Task details: Collect all lines from the records below that include the word "Pings".

☆ ☆ ☆ ☆ ☆ ☆ ☆

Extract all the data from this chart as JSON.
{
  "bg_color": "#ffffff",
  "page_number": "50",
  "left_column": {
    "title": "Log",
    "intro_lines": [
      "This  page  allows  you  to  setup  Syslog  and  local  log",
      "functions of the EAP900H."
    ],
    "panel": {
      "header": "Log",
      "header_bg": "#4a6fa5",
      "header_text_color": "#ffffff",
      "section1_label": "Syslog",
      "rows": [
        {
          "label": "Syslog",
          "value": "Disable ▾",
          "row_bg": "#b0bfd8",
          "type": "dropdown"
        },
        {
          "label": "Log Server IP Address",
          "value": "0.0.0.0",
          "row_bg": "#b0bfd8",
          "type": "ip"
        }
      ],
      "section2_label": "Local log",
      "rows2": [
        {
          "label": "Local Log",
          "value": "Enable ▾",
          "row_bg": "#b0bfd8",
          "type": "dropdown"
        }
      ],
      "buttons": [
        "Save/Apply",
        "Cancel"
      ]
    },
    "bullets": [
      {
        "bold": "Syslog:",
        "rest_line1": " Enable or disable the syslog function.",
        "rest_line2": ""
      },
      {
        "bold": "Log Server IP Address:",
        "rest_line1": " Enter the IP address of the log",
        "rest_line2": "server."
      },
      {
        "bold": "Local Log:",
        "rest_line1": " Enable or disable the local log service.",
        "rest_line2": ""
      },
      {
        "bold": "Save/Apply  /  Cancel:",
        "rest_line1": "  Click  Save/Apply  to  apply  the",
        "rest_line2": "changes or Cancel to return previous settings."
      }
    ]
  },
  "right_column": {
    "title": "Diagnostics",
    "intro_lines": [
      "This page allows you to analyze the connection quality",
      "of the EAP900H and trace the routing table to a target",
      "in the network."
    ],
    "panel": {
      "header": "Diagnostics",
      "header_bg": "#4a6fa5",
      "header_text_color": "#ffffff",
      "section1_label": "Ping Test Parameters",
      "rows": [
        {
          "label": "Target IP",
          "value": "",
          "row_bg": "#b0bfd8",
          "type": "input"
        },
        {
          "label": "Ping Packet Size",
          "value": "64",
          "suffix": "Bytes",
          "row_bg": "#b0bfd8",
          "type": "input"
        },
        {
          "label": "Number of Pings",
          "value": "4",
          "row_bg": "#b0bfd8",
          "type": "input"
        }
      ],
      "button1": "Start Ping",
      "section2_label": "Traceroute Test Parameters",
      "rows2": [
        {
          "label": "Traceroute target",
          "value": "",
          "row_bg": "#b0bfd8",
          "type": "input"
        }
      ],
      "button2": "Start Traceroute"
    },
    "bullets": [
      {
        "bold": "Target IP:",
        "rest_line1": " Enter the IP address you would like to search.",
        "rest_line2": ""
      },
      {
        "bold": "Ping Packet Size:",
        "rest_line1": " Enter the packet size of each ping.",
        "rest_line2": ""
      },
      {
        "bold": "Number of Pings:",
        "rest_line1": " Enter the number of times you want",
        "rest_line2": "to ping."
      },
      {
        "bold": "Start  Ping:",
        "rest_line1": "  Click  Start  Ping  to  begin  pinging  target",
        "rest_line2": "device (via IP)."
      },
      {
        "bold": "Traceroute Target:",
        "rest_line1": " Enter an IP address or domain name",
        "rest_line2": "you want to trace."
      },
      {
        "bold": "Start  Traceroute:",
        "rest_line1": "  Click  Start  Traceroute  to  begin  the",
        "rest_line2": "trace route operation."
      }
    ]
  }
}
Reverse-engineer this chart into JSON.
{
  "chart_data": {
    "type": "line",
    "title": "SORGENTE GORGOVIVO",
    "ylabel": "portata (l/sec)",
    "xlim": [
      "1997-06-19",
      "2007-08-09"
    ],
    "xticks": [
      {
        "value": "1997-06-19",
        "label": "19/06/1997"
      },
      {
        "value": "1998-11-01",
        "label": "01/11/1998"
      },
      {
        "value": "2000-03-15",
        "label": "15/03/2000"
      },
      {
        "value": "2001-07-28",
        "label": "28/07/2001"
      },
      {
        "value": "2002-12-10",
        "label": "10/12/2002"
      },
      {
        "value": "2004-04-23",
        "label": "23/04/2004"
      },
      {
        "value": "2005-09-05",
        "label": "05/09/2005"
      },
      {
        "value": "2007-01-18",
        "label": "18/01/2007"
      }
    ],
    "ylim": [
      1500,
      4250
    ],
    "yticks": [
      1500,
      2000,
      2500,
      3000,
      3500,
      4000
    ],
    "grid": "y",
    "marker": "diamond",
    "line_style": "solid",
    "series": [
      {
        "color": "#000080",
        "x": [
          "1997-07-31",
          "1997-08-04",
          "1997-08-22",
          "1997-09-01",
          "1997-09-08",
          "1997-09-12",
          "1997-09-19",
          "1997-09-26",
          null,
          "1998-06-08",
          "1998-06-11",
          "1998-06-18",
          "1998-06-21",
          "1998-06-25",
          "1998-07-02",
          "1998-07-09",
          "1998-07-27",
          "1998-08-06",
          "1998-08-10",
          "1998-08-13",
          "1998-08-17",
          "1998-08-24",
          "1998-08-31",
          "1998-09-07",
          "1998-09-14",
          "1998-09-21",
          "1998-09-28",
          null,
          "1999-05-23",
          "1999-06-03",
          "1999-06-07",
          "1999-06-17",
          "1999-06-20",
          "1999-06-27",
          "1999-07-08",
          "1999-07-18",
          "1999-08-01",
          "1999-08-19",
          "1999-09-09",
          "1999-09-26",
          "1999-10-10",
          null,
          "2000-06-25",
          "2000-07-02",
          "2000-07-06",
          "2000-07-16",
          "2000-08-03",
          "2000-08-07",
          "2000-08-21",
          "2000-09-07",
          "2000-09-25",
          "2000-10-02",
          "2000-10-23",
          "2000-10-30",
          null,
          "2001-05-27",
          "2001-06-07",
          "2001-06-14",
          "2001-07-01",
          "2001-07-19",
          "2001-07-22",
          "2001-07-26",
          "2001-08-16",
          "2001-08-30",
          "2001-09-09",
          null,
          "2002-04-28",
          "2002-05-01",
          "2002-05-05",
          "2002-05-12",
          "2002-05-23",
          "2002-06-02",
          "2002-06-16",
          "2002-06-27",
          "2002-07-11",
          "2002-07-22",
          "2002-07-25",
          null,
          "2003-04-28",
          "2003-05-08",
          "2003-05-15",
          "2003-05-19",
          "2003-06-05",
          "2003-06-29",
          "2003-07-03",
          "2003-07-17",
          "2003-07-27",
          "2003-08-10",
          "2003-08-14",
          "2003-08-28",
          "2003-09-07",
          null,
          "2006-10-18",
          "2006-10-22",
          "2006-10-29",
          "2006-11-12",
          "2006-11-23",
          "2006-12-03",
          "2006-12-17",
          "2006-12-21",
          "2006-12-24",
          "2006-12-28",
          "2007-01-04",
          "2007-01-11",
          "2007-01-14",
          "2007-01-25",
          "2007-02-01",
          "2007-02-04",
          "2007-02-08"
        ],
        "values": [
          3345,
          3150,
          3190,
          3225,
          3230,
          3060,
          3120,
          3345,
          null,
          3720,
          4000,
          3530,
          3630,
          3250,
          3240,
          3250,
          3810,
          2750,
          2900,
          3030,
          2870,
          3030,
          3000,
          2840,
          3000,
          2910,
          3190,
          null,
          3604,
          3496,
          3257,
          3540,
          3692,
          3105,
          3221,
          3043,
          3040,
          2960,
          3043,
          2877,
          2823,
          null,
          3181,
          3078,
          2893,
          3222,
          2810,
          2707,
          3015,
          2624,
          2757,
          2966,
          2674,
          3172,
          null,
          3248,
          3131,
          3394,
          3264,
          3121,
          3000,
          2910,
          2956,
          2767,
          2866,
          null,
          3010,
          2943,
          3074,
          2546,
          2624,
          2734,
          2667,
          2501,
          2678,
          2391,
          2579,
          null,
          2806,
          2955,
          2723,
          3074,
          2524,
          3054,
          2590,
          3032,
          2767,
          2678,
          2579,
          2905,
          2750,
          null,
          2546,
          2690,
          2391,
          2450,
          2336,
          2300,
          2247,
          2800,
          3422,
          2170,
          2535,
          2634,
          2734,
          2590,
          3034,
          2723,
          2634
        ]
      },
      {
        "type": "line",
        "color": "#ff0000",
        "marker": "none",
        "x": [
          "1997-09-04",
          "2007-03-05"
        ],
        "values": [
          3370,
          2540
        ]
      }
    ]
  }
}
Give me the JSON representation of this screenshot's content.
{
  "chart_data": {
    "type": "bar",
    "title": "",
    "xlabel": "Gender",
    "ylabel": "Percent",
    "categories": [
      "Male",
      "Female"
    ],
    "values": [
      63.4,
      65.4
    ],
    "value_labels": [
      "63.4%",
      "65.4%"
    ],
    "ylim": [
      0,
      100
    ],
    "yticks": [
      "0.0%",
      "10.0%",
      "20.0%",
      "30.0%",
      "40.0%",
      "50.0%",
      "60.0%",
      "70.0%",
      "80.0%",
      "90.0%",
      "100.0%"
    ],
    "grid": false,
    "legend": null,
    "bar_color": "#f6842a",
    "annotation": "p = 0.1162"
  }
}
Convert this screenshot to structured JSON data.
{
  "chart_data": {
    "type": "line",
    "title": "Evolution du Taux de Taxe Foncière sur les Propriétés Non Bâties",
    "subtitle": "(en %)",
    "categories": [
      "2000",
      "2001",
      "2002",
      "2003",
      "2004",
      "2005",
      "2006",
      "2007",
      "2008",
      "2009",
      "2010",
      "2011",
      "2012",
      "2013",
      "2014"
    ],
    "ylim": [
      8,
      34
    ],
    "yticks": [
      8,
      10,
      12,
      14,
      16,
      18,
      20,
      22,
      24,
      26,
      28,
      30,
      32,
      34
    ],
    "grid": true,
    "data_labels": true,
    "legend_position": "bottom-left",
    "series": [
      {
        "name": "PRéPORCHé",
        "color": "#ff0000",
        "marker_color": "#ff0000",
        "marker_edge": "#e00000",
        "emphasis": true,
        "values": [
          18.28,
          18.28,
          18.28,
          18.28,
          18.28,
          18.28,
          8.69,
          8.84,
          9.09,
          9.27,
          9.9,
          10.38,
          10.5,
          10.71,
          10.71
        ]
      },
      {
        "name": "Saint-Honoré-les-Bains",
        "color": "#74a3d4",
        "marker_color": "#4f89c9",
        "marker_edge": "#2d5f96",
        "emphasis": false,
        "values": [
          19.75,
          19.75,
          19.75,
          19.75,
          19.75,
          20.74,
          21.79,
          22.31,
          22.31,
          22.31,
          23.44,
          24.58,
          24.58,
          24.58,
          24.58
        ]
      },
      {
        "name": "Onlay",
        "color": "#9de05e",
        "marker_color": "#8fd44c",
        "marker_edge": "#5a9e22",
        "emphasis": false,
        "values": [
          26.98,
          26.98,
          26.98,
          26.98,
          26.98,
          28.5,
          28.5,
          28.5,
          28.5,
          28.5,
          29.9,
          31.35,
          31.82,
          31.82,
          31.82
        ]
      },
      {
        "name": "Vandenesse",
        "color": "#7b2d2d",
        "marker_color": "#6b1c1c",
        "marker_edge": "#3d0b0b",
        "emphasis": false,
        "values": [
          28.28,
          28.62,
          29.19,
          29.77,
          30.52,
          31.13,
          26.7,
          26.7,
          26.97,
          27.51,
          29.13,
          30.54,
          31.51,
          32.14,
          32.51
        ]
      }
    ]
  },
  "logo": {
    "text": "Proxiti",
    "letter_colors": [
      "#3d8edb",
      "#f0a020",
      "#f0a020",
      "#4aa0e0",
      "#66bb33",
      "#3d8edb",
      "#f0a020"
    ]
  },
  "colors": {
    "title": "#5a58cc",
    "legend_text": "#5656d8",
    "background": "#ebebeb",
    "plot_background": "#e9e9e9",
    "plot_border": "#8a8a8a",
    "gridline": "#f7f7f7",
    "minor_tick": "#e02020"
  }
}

☆ ☆ ☆ ☆ ☆ ☆ ☆

Answer to the problem:
          "label": "Number of Pings",
        "bold": "Number of Pings:",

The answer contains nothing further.